━━ Records for this exercise ━━

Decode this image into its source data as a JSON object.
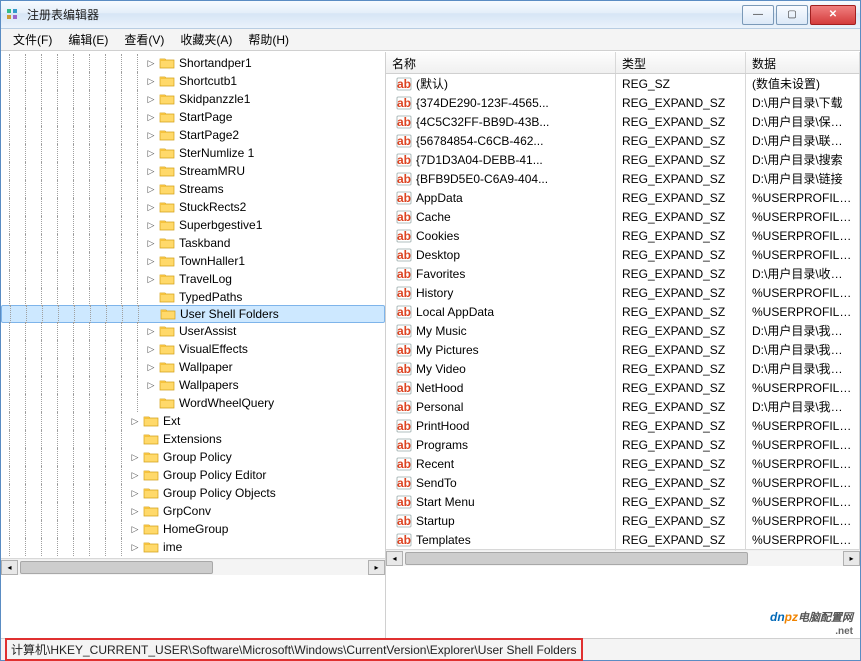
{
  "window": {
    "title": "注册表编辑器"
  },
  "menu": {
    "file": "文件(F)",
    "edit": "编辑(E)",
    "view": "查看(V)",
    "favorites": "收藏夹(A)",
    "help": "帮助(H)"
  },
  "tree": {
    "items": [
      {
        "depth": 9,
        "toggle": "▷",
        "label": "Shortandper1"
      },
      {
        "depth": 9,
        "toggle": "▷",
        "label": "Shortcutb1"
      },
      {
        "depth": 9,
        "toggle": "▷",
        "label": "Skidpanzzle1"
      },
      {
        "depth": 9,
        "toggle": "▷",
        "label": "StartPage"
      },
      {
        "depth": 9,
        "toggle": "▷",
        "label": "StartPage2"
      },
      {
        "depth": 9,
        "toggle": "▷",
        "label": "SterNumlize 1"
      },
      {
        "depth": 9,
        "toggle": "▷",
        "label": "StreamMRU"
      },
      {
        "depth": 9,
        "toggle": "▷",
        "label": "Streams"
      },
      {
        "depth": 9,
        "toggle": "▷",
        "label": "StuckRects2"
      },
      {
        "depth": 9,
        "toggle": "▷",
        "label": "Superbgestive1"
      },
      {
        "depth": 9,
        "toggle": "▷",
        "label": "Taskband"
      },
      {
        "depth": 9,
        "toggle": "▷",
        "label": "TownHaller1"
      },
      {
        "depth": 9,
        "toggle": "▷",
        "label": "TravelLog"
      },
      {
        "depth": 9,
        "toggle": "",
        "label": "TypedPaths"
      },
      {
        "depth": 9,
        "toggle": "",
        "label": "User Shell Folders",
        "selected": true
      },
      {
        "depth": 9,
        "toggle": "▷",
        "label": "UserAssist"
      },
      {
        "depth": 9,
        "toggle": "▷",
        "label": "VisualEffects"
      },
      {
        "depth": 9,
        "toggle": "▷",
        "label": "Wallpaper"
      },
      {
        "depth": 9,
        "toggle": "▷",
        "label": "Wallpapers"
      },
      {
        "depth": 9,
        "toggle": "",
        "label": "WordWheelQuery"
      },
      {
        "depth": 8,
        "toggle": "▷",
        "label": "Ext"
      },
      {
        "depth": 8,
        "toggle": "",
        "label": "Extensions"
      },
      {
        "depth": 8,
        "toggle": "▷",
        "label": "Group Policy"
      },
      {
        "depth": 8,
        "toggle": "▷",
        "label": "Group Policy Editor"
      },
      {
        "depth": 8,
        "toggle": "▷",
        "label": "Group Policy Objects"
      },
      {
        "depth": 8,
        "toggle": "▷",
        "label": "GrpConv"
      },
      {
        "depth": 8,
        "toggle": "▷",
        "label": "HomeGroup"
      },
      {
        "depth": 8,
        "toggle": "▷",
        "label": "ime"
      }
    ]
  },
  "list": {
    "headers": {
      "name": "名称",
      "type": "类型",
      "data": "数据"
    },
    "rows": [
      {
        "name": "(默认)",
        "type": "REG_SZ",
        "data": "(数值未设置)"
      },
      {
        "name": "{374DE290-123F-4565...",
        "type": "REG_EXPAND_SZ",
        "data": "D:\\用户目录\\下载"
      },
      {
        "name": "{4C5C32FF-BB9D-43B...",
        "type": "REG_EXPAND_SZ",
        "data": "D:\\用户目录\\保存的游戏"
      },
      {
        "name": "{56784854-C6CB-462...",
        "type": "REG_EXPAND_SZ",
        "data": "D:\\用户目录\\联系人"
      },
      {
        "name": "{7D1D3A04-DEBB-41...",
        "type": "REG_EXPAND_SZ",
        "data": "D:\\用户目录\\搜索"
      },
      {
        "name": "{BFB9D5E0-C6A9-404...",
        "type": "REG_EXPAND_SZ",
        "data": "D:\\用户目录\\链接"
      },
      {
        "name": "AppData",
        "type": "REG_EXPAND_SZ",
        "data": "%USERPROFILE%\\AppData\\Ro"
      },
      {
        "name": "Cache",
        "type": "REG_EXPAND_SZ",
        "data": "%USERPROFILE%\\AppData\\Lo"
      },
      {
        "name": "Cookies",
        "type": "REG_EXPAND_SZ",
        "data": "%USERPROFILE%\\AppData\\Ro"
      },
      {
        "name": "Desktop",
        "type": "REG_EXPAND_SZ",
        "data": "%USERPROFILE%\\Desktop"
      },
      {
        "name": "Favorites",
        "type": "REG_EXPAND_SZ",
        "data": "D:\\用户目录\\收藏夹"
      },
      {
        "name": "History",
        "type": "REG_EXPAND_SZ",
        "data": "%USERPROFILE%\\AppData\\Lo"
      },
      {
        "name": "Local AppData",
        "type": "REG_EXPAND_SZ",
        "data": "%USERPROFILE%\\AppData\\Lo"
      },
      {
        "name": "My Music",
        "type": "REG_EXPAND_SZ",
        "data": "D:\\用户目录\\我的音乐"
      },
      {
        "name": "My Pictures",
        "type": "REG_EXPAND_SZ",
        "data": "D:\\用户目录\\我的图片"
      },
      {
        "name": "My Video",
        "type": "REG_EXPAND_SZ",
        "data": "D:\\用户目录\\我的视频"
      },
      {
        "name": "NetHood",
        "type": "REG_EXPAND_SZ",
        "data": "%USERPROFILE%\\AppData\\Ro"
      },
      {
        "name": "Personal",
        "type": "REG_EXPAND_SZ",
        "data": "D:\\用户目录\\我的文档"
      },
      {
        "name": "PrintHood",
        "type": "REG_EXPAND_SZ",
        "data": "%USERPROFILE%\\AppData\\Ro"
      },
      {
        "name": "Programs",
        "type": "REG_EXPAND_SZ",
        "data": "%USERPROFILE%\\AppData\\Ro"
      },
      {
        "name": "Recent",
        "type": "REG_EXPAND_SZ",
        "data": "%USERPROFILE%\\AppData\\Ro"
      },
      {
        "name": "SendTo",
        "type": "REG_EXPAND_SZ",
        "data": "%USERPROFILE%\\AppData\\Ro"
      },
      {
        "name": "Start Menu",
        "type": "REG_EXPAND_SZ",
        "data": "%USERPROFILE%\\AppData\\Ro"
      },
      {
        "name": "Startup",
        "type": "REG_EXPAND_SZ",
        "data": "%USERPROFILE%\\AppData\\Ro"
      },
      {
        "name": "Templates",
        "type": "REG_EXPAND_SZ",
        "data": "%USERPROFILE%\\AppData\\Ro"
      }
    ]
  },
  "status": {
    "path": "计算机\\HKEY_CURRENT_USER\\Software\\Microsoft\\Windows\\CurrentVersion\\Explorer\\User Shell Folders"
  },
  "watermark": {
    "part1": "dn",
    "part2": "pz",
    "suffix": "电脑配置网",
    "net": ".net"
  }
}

━━━

What you have to do: Collect every line above that contains the word "Desktop".

Result of the exercise:
        "name": "Desktop",
        "data": "%USERPROFILE%\\Desktop"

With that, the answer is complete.